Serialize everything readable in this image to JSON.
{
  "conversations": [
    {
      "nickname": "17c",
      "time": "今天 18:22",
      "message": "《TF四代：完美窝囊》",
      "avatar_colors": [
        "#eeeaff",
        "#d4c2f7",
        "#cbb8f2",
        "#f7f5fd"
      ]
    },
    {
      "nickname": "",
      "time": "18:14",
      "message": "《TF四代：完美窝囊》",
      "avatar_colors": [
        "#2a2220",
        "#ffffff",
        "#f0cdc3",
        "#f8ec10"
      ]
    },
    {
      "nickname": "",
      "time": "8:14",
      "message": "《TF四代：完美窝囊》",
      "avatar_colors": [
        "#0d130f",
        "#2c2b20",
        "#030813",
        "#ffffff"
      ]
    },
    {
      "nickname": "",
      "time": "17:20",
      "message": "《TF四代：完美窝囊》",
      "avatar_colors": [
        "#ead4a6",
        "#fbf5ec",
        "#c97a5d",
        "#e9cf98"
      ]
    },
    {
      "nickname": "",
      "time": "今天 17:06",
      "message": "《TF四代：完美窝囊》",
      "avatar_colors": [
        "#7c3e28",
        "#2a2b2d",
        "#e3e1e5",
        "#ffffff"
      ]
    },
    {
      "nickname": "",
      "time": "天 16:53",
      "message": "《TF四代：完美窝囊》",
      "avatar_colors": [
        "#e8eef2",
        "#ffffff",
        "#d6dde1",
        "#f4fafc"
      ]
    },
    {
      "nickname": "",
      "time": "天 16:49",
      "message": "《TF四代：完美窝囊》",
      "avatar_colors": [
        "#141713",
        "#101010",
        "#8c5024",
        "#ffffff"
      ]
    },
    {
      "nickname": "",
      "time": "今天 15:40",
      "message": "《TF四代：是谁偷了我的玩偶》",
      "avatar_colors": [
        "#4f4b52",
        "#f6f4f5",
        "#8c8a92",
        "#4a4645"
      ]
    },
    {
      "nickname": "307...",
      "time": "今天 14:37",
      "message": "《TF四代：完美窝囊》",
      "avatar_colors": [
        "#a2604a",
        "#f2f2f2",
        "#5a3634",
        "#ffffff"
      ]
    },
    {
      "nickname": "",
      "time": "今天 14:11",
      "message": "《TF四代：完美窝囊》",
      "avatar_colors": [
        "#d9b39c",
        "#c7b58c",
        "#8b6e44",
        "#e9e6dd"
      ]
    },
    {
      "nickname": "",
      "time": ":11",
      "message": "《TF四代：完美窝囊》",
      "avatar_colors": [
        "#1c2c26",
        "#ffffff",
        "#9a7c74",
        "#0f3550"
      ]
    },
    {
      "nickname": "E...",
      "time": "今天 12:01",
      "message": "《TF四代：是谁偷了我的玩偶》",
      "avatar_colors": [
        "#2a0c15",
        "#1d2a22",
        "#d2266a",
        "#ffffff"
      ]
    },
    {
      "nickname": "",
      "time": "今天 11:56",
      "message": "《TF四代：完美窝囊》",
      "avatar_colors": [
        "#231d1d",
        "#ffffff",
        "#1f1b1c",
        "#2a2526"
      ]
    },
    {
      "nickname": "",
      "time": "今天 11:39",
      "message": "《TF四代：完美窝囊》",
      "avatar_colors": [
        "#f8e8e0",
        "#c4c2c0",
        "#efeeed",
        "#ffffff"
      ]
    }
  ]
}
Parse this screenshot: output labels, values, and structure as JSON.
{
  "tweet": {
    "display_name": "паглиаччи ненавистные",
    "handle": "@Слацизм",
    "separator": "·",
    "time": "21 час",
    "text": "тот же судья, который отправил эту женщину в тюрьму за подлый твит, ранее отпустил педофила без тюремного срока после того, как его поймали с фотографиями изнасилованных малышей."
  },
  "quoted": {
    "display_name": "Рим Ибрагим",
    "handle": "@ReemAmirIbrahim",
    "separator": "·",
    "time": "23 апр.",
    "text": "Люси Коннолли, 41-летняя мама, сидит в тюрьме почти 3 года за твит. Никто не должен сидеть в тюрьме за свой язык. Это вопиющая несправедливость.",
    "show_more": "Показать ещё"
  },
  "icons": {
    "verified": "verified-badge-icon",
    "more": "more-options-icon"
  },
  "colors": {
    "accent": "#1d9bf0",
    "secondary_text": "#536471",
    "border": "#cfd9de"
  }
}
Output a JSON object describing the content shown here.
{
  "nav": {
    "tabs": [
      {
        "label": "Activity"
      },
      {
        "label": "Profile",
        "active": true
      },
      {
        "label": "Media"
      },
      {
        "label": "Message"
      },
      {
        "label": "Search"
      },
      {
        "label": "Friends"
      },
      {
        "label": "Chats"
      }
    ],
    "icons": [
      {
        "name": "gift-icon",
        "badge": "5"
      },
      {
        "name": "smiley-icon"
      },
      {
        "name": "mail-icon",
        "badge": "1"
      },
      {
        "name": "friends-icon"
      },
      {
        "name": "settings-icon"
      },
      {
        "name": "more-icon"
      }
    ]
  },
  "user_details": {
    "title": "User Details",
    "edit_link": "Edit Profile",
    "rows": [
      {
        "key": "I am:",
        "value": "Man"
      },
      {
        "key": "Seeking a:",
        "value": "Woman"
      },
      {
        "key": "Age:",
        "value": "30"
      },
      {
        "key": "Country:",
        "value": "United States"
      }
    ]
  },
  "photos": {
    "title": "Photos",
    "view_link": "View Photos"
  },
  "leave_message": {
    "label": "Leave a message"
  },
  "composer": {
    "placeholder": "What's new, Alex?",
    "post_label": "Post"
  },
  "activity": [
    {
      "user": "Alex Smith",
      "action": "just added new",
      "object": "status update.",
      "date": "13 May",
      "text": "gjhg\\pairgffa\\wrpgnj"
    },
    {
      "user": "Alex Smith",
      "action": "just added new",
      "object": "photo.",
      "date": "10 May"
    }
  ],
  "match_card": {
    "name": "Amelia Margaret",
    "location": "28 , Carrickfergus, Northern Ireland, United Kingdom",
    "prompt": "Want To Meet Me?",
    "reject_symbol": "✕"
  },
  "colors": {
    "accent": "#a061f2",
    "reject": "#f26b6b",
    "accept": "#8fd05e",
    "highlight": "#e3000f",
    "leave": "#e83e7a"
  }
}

Problem statement: Output the records verbatim, from the first line to the last.

The completed task:
Serialize everything readable in this image to JSON.
{
  "conversations": [
    {
      "nickname": "17c",
      "time": "今天 18:22",
      "message": "《TF四代：完美窝囊》",
      "avatar_colors": [
        "#eeeaff",
        "#d4c2f7",
        "#cbb8f2",
        "#f7f5fd"
      ]
    },
    {
      "nickname": "",
      "time": "18:14",
      "message": "《TF四代：完美窝囊》",
      "avatar_colors": [
        "#2a2220",
        "#ffffff",
        "#f0cdc3",
        "#f8ec10"
      ]
    },
    {
      "nickname": "",
      "time": "8:14",
      "message": "《TF四代：完美窝囊》",
      "avatar_colors": [
        "#0d130f",
        "#2c2b20",
        "#030813",
        "#ffffff"
      ]
    },
    {
      "nickname": "",
      "time": "17:20",
      "message": "《TF四代：完美窝囊》",
      "avatar_colors": [
        "#ead4a6",
        "#fbf5ec",
        "#c97a5d",
        "#e9cf98"
      ]
    },
    {
      "nickname": "",
      "time": "今天 17:06",
      "message": "《TF四代：完美窝囊》",
      "avatar_colors": [
        "#7c3e28",
        "#2a2b2d",
        "#e3e1e5",
        "#ffffff"
      ]
    },
    {
      "nickname": "",
      "time": "天 16:53",
      "message": "《TF四代：完美窝囊》",
      "avatar_colors": [
        "#e8eef2",
        "#ffffff",
        "#d6dde1",
        "#f4fafc"
      ]
    },
    {
      "nickname": "",
      "time": "天 16:49",
      "message": "《TF四代：完美窝囊》",
      "avatar_colors": [
        "#141713",
        "#101010",
        "#8c5024",
        "#ffffff"
      ]
    },
    {
      "nickname": "",
      "time": "今天 15:40",
      "message": "《TF四代：是谁偷了我的玩偶》",
      "avatar_colors": [
        "#4f4b52",
        "#f6f4f5",
        "#8c8a92",
        "#4a4645"
      ]
    },
    {
      "nickname": "307...",
      "time": "今天 14:37",
      "message": "《TF四代：完美窝囊》",
      "avatar_colors": [
        "#a2604a",
        "#f2f2f2",
        "#5a3634",
        "#ffffff"
      ]
    },
    {
      "nickname": "",
      "time": "今天 14:11",
      "message": "《TF四代：完美窝囊》",
      "avatar_colors": [
        "#d9b39c",
        "#c7b58c",
        "#8b6e44",
        "#e9e6dd"
      ]
    },
    {
      "nickname": "",
      "time": ":11",
      "message": "《TF四代：完美窝囊》",
      "avatar_colors": [
        "#1c2c26",
        "#ffffff",
        "#9a7c74",
        "#0f3550"
      ]
    },
    {
      "nickname": "E...",
      "time": "今天 12:01",
      "message": "《TF四代：是谁偷了我的玩偶》",
      "avatar_colors": [
        "#2a0c15",
        "#1d2a22",
        "#d2266a",
        "#ffffff"
      ]
    },
    {
      "nickname": "",
      "time": "今天 11:56",
      "message": "《TF四代：完美窝囊》",
      "avatar_colors": [
        "#231d1d",
        "#ffffff",
        "#1f1b1c",
        "#2a2526"
      ]
    },
    {
      "nickname": "",
      "time": "今天 11:39",
      "message": "《TF四代：完美窝囊》",
      "avatar_colors": [
        "#f8e8e0",
        "#c4c2c0",
        "#efeeed",
        "#ffffff"
      ]
    }
  ]
}
Parse this screenshot: output labels, values, and structure as JSON.
{
  "tweet": {
    "display_name": "паглиаччи ненавистные",
    "handle": "@Слацизм",
    "separator": "·",
    "time": "21 час",
    "text": "тот же судья, который отправил эту женщину в тюрьму за подлый твит, ранее отпустил педофила без тюремного срока после того, как его поймали с фотографиями изнасилованных малышей."
  },
  "quoted": {
    "display_name": "Рим Ибрагим",
    "handle": "@ReemAmirIbrahim",
    "separator": "·",
    "time": "23 апр.",
    "text": "Люси Коннолли, 41-летняя мама, сидит в тюрьме почти 3 года за твит. Никто не должен сидеть в тюрьме за свой язык. Это вопиющая несправедливость.",
    "show_more": "Показать ещё"
  },
  "icons": {
    "verified": "verified-badge-icon",
    "more": "more-options-icon"
  },
  "colors": {
    "accent": "#1d9bf0",
    "secondary_text": "#536471",
    "border": "#cfd9de"
  }
}
Output a JSON object describing the content shown here.
{
  "nav": {
    "tabs": [
      {
        "label": "Activity"
      },
      {
        "label": "Profile",
        "active": true
      },
      {
        "label": "Media"
      },
      {
        "label": "Message"
      },
      {
        "label": "Search"
      },
      {
        "label": "Friends"
      },
      {
        "label": "Chats"
      }
    ],
    "icons": [
      {
        "name": "gift-icon",
        "badge": "5"
      },
      {
        "name": "smiley-icon"
      },
      {
        "name": "mail-icon",
        "badge": "1"
      },
      {
        "name": "friends-icon"
      },
      {
        "name": "settings-icon"
      },
      {
        "name": "more-icon"
      }
    ]
  },
  "user_details": {
    "title": "User Details",
    "edit_link": "Edit Profile",
    "rows": [
      {
        "key": "I am:",
        "value": "Man"
      },
      {
        "key": "Seeking a:",
        "value": "Woman"
      },
      {
        "key": "Age:",
        "value": "30"
      },
      {
        "key": "Country:",
        "value": "United States"
      }
    ]
  },
  "photos": {
    "title": "Photos",
    "view_link": "View Photos"
  },
  "leave_message": {
    "label": "Leave a message"
  },
  "composer": {
    "placeholder": "What's new, Alex?",
    "post_label": "Post"
  },
  "activity": [
    {
      "user": "Alex Smith",
      "action": "just added new",
      "object": "status update.",
      "date": "13 May",
      "text": "gjhg\\pairgffa\\wrpgnj"
    },
    {
      "user": "Alex Smith",
      "action": "just added new",
      "object": "photo.",
      "date": "10 May"
    }
  ],
  "match_card": {
    "name": "Amelia Margaret",
    "location": "28 , Carrickfergus, Northern Ireland, United Kingdom",
    "prompt": "Want To Meet Me?",
    "reject_symbol": "✕"
  },
  "colors": {
    "accent": "#a061f2",
    "reject": "#f26b6b",
    "accept": "#8fd05e",
    "highlight": "#e3000f",
    "leave": "#e83e7a"
  }
}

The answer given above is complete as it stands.